** Begin SUPPLIED INFORMATION **
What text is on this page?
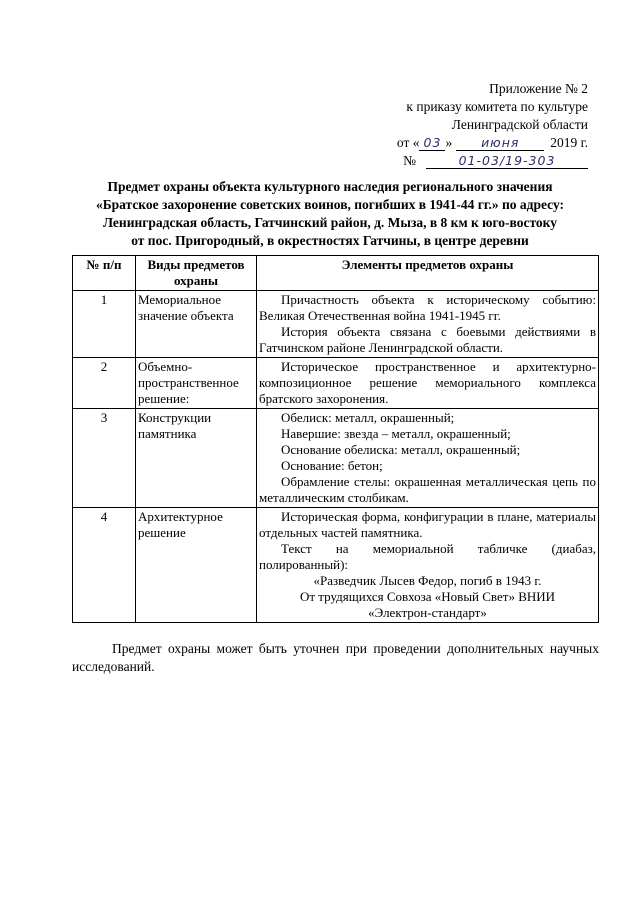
Приложение № 2
к приказу комитета по культуре
Ленинградской области
от « 03 »	июня	2019 г.
№	01-03/19-303
Предмет охраны объекта культурного наследия регионального значения
«Братское захоронение советских воинов, погибших в 1941-44 гг.» по адресу:
Ленинградская область, Гатчинский район, д. Мыза, в 8 км к юго-востоку
от пос. Пригородный, в окрестностях Гатчины, в центре деревни
№ п/п	Виды предметов охраны	Элементы предметов охраны
1	Мемориальное значение объекта	Причастность объекта к историческому событию: Великая Отечественная война 1941-1945 гг.
История объекта связана с боевыми действиями в Гатчинском районе Ленинградской области.

2	Объемно-пространственное решение:	Историческое пространственное и архитектурно-композиционное решение мемориального комплекса братского захоронения.

3	Конструкции памятника	Обелиск: металл, окрашенный;
Навершие: звезда – металл, окрашенный;
Основание обелиска: металл, окрашенный;
Основание: бетон;
Обрамление стелы: окрашенная металлическая цепь по металлическим столбикам.

4	Архитектурное решение	Историческая форма, конфигурации в плане, материалы отдельных частей памятника.
Текст на мемориальной табличке (диабаз, полированный):
«Разведчик Лысев Федор, погиб в 1943 г.
От трудящихся Совхоза «Новый Свет» ВНИИ
«Электрон-стандарт»
Предмет охраны может быть уточнен при проведении дополнительных научных исследований.
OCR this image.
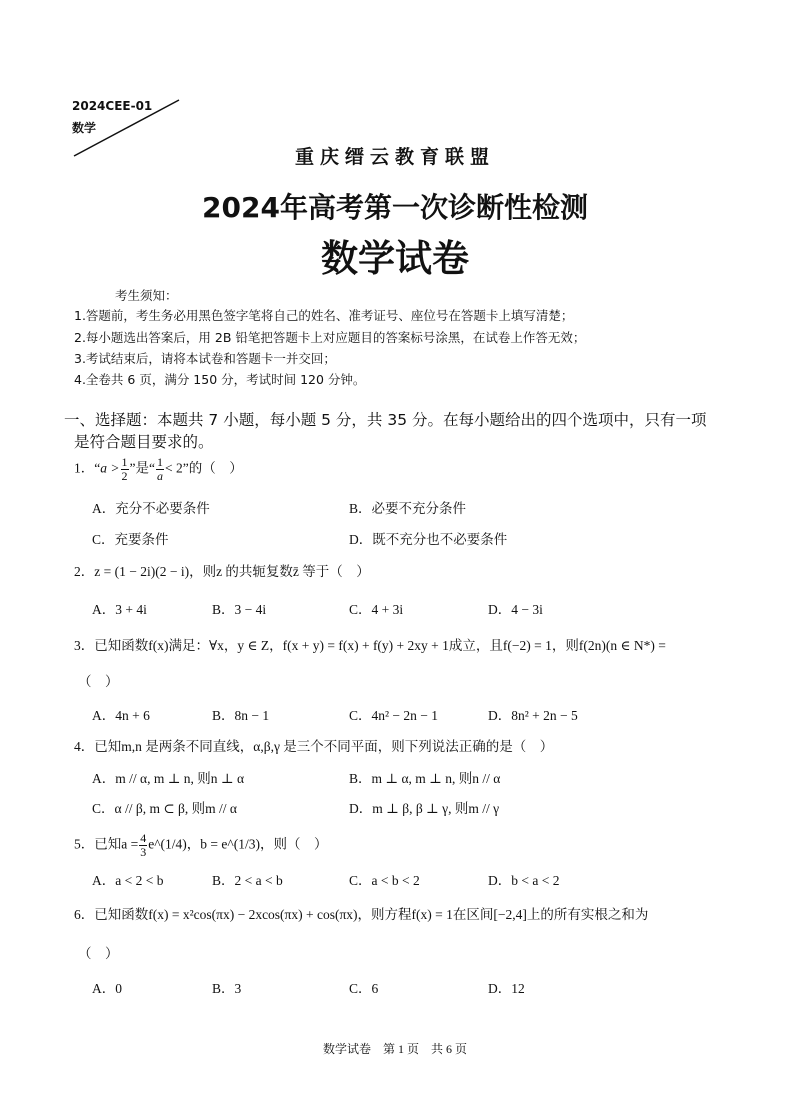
2024CEE-01
数学
重庆缙云教育联盟
2024年高考第一次诊断性检测
数学试卷
考生须知：
1.答题前，考生务必用黑色签字笔将自己的姓名、准考证号、座位号在答题卡上填写清楚；
2.每小题选出答案后，用 2B 铅笔把答题卡上对应题目的答案标号涂黑，在试卷上作答无效；
3.考试结束后，请将本试卷和答题卡一并交回；
4.全卷共 6 页，满分 150 分，考试时间 120 分钟。
一、选择题：本题共 7 小题，每小题 5 分，共 35 分。在每小题给出的四个选项中，只有一项
是符合题目要求的。
1．“$a > \frac{1}{2}$ ”是“ $\frac{1}{a}< 2$”的（　）
A．充分不必要条件	B．必要不充分条件
C．充要条件	D．既不充分也不必要条件
2．z = (1 − 2i)(2 − i)，则z 的共轭复数z̄ 等于（　）
A．3 + 4i	B．3 − 4i	C．4 + 3i	D．4 − 3i
3．已知函数f(x)满足：∀x，y ∈ Z，f(x + y) = f(x) + f(y) + 2xy + 1成立，且f(−2) = 1，则f(2n)(n ∈ N*) =
（　）
A．4n + 6	B．8n − 1	C．4n² − 2n − 1	D．8n² + 2n − 5
4．已知m,n 是两条不同直线，α,β,γ 是三个不同平面，则下列说法正确的是（　）
A．m // α, m ⊥ n, 则n ⊥ α	B．m ⊥ α, m ⊥ n, 则n // α
C．α // β, m ⊂ β, 则m // α	D．m ⊥ β, β ⊥ γ, 则m // γ
5．已知$a = \frac{4}{3}$ e^(1/4)，b = e^(1/3)，则（　）
A．a < 2 < b	B．2 < a < b	C．a < b < 2	D．b < a < 2
6．已知函数f(x) = x²cos(πx) − 2xcos(πx) + cos(πx)，则方程f(x) = 1在区间[−2,4]上的所有实根之和为
（　）
A．0	B．3	C．6	D．12
数学试卷　第 1 页　共 6 页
** End SUPPLIED INFORMATION **
DIRECTIVE :: Please write out all the data again word for word, but not the pictures.

TASK ANSWER ::
What text is on this page?
Приложение № 2
к приказу комитета по культуре
Ленинградской области
от « 03 »	июня	2019 г.
№	01-03/19-303
Предмет охраны объекта культурного наследия регионального значения
«Братское захоронение советских воинов, погибших в 1941-44 гг.» по адресу:
Ленинградская область, Гатчинский район, д. Мыза, в 8 км к юго-востоку
от пос. Пригородный, в окрестностях Гатчины, в центре деревни
№ п/п	Виды предметов охраны	Элементы предметов охраны
1	Мемориальное значение объекта	Причастность объекта к историческому событию: Великая Отечественная война 1941-1945 гг.
История объекта связана с боевыми действиями в Гатчинском районе Ленинградской области.

2	Объемно-пространственное решение:	Историческое пространственное и архитектурно-композиционное решение мемориального комплекса братского захоронения.

3	Конструкции памятника	Обелиск: металл, окрашенный;
Навершие: звезда – металл, окрашенный;
Основание обелиска: металл, окрашенный;
Основание: бетон;
Обрамление стелы: окрашенная металлическая цепь по металлическим столбикам.

4	Архитектурное решение	Историческая форма, конфигурации в плане, материалы отдельных частей памятника.
Текст на мемориальной табличке (диабаз, полированный):
«Разведчик Лысев Федор, погиб в 1943 г.
От трудящихся Совхоза «Новый Свет» ВНИИ
«Электрон-стандарт»
Предмет охраны может быть уточнен при проведении дополнительных научных исследований.
OCR this image.
2024CEE-01
数学
重庆缙云教育联盟
2024年高考第一次诊断性检测
数学试卷
考生须知：
1.答题前，考生务必用黑色签字笔将自己的姓名、准考证号、座位号在答题卡上填写清楚；
2.每小题选出答案后，用 2B 铅笔把答题卡上对应题目的答案标号涂黑，在试卷上作答无效；
3.考试结束后，请将本试卷和答题卡一并交回；
4.全卷共 6 页，满分 150 分，考试时间 120 分钟。
一、选择题：本题共 7 小题，每小题 5 分，共 35 分。在每小题给出的四个选项中，只有一项
是符合题目要求的。
1．“$a > \frac{1}{2}$ ”是“ $\frac{1}{a}< 2$”的（　）
A．充分不必要条件	B．必要不充分条件
C．充要条件	D．既不充分也不必要条件
2．z = (1 − 2i)(2 − i)，则z 的共轭复数z̄ 等于（　）
A．3 + 4i	B．3 − 4i	C．4 + 3i	D．4 − 3i
3．已知函数f(x)满足：∀x，y ∈ Z，f(x + y) = f(x) + f(y) + 2xy + 1成立，且f(−2) = 1，则f(2n)(n ∈ N*) =
（　）
A．4n + 6	B．8n − 1	C．4n² − 2n − 1	D．8n² + 2n − 5
4．已知m,n 是两条不同直线，α,β,γ 是三个不同平面，则下列说法正确的是（　）
A．m // α, m ⊥ n, 则n ⊥ α	B．m ⊥ α, m ⊥ n, 则n // α
C．α // β, m ⊂ β, 则m // α	D．m ⊥ β, β ⊥ γ, 则m // γ
5．已知$a = \frac{4}{3}$ e^(1/4)，b = e^(1/3)，则（　）
A．a < 2 < b	B．2 < a < b	C．a < b < 2	D．b < a < 2
6．已知函数f(x) = x²cos(πx) − 2xcos(πx) + cos(πx)，则方程f(x) = 1在区间[−2,4]上的所有实根之和为
（　）
A．0	B．3	C．6	D．12
数学试卷　第 1 页　共 6 页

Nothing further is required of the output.